■ **Data records**
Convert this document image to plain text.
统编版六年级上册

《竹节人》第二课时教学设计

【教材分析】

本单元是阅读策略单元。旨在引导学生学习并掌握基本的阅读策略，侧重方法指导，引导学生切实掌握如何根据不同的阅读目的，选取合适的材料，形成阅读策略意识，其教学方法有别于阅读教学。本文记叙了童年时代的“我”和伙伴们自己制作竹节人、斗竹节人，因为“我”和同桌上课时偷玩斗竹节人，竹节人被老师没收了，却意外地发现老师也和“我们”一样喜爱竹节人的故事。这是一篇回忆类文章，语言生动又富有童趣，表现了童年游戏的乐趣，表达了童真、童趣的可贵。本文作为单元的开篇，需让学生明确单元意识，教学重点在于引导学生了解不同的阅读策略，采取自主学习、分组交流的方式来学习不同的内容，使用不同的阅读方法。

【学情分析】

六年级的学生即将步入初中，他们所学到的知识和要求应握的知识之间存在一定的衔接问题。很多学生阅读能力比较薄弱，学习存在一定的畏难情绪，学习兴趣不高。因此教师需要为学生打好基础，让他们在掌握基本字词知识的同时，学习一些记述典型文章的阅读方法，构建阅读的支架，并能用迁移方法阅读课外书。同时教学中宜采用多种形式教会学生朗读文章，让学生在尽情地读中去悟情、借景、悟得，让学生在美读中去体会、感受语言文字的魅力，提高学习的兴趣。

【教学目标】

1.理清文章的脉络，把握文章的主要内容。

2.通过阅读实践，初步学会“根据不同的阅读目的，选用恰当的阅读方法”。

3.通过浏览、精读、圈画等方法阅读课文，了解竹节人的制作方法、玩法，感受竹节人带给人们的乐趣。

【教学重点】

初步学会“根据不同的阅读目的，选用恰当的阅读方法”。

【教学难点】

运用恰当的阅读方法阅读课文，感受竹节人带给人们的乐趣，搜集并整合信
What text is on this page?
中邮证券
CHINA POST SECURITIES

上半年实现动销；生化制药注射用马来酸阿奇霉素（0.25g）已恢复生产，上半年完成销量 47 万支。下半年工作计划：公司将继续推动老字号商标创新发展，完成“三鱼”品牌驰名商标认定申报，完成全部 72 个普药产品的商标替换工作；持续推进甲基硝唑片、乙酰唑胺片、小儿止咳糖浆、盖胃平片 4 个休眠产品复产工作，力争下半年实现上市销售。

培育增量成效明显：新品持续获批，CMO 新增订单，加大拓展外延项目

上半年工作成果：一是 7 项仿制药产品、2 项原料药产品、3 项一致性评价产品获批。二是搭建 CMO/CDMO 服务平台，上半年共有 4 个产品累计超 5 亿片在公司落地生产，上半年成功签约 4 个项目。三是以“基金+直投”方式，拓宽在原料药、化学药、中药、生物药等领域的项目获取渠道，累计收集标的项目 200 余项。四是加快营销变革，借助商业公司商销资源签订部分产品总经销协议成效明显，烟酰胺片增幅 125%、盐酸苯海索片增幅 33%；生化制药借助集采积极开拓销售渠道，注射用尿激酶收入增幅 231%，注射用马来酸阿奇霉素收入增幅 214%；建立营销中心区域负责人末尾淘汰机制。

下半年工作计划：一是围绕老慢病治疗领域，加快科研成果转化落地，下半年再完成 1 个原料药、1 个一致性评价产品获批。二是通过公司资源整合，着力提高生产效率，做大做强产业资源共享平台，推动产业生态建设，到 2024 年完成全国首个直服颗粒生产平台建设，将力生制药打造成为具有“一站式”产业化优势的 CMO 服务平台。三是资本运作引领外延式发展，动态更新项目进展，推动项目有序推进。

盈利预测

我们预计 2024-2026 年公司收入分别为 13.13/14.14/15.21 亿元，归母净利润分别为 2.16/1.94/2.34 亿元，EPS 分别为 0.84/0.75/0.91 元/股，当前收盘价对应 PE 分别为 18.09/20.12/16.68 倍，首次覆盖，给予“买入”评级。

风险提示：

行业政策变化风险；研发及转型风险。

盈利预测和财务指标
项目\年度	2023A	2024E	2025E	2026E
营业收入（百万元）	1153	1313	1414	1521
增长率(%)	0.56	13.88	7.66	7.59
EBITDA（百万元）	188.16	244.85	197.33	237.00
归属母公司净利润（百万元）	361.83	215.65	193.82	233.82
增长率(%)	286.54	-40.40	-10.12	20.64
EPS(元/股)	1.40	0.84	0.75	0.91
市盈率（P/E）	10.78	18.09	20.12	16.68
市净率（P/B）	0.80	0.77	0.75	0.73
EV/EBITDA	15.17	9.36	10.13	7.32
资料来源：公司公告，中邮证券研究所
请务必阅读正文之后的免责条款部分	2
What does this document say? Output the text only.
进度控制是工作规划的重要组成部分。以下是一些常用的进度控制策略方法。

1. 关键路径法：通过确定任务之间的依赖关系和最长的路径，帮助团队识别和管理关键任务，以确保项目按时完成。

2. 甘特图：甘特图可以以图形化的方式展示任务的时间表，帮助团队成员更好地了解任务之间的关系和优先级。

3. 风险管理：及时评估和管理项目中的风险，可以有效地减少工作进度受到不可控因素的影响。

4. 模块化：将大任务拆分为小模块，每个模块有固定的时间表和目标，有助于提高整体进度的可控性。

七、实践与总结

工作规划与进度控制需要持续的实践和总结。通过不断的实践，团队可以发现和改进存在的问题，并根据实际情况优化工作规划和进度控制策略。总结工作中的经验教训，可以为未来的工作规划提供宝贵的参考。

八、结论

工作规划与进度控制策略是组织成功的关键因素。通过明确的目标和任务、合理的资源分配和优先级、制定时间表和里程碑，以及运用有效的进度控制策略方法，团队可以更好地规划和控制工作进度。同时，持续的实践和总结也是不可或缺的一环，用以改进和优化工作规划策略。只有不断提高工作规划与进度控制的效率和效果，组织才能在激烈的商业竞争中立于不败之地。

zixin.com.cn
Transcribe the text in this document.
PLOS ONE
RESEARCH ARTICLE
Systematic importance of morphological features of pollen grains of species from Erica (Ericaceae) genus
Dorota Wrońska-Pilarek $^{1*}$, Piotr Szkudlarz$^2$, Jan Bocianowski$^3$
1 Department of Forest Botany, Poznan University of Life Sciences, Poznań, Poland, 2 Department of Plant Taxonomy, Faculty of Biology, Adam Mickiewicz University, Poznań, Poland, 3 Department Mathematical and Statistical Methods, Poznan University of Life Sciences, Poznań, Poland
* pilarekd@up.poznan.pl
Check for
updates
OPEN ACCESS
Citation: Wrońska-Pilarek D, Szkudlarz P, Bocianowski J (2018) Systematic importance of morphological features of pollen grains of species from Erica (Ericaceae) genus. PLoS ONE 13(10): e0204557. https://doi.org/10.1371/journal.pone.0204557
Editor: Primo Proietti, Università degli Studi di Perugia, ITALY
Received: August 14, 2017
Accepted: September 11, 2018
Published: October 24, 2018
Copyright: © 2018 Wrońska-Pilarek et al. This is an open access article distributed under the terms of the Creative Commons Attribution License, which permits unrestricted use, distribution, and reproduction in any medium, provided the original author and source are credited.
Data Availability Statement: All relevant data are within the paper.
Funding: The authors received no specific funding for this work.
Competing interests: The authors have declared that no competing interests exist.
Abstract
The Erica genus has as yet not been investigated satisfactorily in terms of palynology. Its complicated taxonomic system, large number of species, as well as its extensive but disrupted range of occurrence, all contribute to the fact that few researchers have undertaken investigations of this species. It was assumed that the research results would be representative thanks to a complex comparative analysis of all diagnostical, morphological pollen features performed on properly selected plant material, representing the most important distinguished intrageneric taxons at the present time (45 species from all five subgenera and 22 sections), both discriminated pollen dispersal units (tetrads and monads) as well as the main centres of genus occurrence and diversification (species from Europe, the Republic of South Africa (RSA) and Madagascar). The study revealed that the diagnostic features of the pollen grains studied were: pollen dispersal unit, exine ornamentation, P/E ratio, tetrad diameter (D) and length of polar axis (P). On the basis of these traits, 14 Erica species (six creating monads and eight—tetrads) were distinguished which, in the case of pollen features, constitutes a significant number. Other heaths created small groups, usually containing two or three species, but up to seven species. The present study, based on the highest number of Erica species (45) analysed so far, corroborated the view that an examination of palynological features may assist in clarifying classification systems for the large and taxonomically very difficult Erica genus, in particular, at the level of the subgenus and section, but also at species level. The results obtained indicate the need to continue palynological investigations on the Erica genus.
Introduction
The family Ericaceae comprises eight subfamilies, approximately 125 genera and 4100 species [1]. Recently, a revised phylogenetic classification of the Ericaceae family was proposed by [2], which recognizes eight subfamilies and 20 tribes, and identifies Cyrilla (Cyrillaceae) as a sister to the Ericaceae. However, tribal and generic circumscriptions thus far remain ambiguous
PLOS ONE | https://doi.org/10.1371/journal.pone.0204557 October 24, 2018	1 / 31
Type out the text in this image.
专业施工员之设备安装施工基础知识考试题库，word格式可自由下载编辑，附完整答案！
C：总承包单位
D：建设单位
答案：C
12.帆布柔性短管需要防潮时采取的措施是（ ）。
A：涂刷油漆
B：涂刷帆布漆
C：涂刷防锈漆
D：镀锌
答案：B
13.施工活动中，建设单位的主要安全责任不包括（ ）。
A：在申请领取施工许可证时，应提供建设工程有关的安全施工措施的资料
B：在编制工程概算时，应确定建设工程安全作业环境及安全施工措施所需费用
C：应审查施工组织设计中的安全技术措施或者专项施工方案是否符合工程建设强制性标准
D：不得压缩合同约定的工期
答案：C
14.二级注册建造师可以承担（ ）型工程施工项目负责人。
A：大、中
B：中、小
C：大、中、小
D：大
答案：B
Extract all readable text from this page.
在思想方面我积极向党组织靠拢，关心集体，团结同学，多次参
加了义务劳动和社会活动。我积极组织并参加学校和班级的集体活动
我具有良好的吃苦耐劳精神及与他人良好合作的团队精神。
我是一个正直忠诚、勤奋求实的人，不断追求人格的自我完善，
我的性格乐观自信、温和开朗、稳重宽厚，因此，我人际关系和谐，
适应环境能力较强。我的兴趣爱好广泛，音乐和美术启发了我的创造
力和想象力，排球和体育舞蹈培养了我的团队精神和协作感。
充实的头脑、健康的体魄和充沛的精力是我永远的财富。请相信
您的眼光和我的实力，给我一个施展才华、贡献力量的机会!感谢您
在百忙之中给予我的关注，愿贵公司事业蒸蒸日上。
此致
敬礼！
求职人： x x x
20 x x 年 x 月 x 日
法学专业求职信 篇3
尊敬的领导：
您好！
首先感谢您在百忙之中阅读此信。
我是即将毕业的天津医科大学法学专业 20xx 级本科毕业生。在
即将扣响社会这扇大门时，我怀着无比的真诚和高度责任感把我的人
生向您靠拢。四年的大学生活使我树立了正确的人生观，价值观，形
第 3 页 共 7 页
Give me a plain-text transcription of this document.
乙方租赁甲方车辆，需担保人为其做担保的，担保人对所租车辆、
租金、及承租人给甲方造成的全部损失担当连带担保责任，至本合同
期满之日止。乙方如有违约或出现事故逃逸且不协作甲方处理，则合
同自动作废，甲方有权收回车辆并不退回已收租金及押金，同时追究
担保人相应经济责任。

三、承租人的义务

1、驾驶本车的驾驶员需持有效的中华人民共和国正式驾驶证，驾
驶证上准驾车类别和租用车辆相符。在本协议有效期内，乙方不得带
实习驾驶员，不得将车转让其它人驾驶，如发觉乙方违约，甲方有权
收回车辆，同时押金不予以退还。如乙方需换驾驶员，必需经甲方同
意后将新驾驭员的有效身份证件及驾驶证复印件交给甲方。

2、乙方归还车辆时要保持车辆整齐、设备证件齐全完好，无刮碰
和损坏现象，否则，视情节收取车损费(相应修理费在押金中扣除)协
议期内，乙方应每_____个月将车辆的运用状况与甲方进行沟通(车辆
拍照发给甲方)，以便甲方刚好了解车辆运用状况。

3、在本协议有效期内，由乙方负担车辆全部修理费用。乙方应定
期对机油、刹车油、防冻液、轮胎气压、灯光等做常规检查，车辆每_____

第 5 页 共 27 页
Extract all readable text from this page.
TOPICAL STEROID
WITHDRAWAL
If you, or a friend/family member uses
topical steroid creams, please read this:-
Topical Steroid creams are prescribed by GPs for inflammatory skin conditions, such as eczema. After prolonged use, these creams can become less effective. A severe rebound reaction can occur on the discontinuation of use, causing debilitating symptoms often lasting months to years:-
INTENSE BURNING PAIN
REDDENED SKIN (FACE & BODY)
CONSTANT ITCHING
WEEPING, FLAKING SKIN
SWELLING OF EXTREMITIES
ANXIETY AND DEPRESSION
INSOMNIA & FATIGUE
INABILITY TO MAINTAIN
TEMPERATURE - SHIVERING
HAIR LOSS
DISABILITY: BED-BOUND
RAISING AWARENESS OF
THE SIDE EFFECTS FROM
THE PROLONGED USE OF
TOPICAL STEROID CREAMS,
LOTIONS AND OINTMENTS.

■ **TASK DETAILS**
Go through the data above and find the lines with the word "journal". Copy each of those lines.

■ **EXERCISE SOLUTION**
Citation: Wrońska-Pilarek D, Szkudlarz P, Bocianowski J (2018) Systematic importance of morphological features of pollen grains of species from Erica (Ericaceae) genus. PLoS ONE 13(10): e0204557. https://doi.org/10.1371/journal.pone.0204557
PLOS ONE | https://doi.org/10.1371/journal.pone.0204557 October 24, 2018	1 / 31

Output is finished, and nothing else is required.